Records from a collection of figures

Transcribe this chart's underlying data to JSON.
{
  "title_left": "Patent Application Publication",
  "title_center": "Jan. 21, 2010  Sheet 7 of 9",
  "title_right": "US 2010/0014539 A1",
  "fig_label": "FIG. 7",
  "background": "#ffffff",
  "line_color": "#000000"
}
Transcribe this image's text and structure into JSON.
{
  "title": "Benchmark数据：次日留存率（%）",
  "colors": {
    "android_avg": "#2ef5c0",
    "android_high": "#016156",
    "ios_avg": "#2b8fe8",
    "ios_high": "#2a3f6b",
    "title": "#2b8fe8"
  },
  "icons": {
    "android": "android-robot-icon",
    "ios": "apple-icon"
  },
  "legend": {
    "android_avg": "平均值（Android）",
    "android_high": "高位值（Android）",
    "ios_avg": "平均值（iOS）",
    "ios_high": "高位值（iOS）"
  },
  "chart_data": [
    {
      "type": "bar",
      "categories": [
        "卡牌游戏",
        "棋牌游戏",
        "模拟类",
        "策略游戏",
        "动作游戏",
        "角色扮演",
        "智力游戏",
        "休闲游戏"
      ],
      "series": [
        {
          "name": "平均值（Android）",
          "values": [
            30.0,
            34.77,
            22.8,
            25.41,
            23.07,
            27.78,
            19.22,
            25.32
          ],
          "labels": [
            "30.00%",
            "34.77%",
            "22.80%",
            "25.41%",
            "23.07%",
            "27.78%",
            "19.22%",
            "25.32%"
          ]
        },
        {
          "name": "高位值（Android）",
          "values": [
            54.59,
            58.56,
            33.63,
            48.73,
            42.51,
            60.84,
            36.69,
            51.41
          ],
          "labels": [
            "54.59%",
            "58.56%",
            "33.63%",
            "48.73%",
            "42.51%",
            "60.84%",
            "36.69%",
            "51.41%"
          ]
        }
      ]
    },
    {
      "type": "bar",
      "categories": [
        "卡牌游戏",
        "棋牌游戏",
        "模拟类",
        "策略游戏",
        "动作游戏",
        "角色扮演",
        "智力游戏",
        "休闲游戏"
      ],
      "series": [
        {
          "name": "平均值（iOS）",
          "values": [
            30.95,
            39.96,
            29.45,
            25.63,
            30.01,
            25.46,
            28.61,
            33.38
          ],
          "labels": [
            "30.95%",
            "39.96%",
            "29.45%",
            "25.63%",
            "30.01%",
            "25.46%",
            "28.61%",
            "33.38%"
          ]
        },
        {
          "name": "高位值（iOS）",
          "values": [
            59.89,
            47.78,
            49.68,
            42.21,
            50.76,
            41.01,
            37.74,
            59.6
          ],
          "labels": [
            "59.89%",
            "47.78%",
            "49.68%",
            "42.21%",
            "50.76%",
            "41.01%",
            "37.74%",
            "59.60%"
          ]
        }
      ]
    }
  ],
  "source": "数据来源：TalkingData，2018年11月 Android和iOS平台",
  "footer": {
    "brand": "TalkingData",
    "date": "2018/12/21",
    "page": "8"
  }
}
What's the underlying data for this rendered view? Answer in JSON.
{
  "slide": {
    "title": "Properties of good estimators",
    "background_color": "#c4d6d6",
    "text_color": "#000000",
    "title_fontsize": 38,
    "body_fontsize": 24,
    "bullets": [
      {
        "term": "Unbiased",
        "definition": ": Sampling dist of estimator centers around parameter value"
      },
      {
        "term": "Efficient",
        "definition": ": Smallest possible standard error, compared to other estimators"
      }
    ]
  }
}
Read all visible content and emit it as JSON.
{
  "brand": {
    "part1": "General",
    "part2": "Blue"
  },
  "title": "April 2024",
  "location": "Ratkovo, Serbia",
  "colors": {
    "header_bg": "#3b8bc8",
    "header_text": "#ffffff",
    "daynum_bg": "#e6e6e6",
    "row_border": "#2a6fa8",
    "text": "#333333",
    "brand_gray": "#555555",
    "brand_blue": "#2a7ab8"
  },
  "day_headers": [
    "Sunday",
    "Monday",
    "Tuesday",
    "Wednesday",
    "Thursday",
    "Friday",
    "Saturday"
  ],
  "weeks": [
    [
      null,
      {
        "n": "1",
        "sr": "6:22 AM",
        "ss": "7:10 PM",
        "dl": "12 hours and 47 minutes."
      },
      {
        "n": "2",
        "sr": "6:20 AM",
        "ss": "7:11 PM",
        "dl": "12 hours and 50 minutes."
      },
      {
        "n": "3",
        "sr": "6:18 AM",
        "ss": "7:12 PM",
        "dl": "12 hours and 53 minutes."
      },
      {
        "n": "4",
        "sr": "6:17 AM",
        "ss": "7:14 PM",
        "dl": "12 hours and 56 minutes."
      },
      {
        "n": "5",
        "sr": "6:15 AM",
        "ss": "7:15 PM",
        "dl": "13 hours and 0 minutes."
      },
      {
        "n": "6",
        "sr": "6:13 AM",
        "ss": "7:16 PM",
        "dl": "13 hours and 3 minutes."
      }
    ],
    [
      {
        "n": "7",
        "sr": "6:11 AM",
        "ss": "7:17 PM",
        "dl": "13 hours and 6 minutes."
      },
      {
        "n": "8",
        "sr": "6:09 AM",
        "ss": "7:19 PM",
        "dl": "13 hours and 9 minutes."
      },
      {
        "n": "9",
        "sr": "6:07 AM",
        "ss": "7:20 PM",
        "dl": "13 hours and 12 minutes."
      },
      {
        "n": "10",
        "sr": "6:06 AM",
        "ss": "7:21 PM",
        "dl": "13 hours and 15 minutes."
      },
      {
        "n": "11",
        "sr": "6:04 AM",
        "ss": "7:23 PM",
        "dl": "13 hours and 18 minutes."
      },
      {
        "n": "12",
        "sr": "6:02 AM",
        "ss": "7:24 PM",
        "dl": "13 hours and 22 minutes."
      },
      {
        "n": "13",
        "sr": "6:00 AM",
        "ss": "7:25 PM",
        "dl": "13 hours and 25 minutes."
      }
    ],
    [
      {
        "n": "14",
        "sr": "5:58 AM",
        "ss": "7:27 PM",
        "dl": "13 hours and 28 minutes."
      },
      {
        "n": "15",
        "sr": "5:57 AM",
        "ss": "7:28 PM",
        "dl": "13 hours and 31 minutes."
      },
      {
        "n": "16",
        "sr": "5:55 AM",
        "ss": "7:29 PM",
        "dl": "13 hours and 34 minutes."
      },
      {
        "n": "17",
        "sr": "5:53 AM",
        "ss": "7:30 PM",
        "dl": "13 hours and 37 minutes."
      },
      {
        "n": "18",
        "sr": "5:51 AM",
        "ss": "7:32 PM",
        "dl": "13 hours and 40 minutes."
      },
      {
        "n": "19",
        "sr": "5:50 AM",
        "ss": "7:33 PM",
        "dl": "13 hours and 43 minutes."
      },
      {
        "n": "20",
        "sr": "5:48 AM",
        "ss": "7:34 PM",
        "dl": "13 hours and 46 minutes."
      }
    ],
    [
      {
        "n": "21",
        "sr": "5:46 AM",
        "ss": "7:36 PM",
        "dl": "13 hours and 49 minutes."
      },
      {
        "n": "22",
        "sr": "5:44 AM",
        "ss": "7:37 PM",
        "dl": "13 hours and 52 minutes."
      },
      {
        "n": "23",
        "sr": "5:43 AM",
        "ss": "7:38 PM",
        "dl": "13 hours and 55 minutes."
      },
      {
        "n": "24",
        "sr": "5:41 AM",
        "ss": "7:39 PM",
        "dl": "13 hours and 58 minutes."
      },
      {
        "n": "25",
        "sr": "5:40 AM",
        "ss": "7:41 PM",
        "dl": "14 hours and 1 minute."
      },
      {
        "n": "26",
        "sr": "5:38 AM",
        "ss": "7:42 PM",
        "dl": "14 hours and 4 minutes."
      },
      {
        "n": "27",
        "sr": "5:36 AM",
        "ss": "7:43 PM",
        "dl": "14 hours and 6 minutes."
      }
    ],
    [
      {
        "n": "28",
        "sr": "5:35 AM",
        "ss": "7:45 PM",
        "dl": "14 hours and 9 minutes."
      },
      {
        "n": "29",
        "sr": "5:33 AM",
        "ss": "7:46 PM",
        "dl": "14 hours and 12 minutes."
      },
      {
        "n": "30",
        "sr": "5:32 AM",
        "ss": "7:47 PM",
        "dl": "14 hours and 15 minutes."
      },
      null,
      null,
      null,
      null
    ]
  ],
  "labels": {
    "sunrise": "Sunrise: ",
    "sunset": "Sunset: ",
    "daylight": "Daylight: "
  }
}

_Exercise details_
In the entries above, how many lines contain the word "estimators"? Answer with the number only.

_Answer in full_
2